Problem description ->
Check each line of the listing below for the string "gusta", and copy the ones that have it.

□ □ □ □

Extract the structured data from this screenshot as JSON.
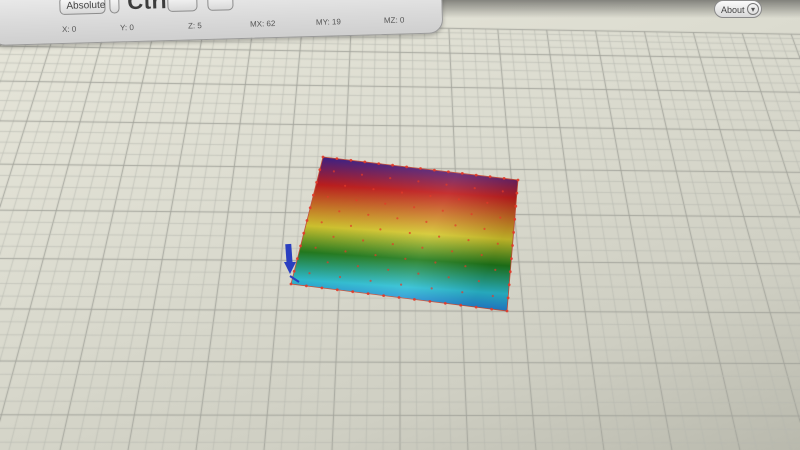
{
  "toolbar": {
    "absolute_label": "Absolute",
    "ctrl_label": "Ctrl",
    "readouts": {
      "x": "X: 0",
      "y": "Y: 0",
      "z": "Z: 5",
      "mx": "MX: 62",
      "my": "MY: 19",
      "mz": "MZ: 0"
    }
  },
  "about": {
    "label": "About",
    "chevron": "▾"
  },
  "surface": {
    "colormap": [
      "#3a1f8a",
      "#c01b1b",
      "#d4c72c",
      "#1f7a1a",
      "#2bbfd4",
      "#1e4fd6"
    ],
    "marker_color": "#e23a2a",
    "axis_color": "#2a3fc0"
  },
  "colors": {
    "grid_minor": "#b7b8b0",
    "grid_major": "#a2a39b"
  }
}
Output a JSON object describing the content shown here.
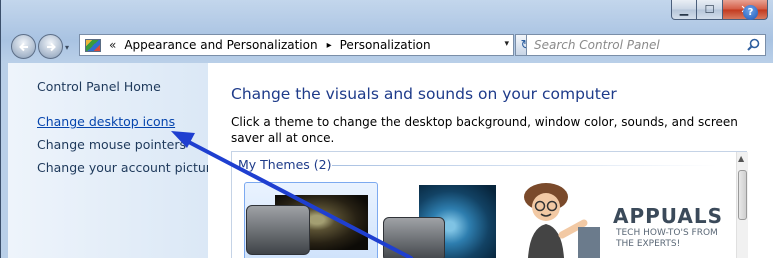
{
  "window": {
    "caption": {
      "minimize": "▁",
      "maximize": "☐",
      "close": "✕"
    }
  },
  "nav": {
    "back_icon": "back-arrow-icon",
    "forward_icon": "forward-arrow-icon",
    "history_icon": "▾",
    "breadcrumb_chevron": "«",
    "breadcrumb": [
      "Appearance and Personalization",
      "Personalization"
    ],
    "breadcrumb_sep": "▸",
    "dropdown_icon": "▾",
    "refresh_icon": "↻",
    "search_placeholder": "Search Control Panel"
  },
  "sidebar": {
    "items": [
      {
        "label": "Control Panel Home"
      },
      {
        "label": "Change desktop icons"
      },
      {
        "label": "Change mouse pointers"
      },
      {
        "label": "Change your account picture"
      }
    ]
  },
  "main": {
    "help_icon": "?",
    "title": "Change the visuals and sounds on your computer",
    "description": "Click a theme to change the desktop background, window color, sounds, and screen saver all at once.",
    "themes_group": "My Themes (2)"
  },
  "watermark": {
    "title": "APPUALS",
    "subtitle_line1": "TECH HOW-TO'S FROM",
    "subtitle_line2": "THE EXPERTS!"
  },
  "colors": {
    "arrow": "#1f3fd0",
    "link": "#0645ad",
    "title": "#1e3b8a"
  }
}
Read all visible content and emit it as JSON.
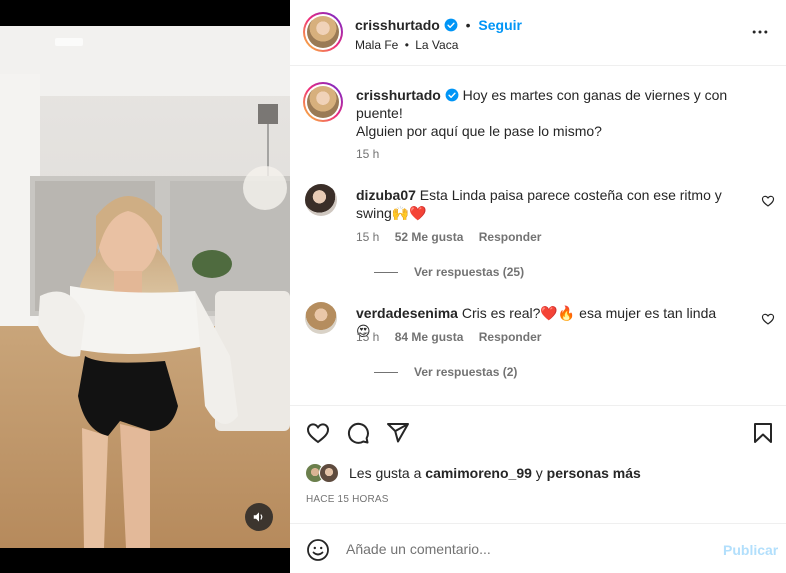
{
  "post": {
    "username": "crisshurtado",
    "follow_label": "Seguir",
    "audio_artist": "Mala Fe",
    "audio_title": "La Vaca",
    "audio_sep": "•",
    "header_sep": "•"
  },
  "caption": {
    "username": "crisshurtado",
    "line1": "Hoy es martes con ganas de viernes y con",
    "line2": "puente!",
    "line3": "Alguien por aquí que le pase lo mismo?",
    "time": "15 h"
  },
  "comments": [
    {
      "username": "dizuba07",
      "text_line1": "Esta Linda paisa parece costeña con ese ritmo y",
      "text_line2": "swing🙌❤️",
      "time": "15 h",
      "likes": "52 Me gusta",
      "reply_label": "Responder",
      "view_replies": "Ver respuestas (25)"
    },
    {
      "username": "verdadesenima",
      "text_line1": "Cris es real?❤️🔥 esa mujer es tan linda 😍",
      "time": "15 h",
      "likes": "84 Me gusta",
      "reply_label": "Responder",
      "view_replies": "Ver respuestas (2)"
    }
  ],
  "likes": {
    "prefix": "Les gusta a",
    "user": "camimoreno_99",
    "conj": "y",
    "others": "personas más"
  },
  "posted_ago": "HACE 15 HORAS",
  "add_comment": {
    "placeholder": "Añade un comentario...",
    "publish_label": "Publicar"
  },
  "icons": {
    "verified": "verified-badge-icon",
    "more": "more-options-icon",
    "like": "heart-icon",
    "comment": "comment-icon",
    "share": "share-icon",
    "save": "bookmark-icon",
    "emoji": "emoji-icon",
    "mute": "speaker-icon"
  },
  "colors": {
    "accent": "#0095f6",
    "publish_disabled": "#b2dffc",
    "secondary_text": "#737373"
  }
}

□ □ □ □

The response ->
      "likes": "52 Me gusta",
      "likes": "84 Me gusta",
    "prefix": "Les gusta a",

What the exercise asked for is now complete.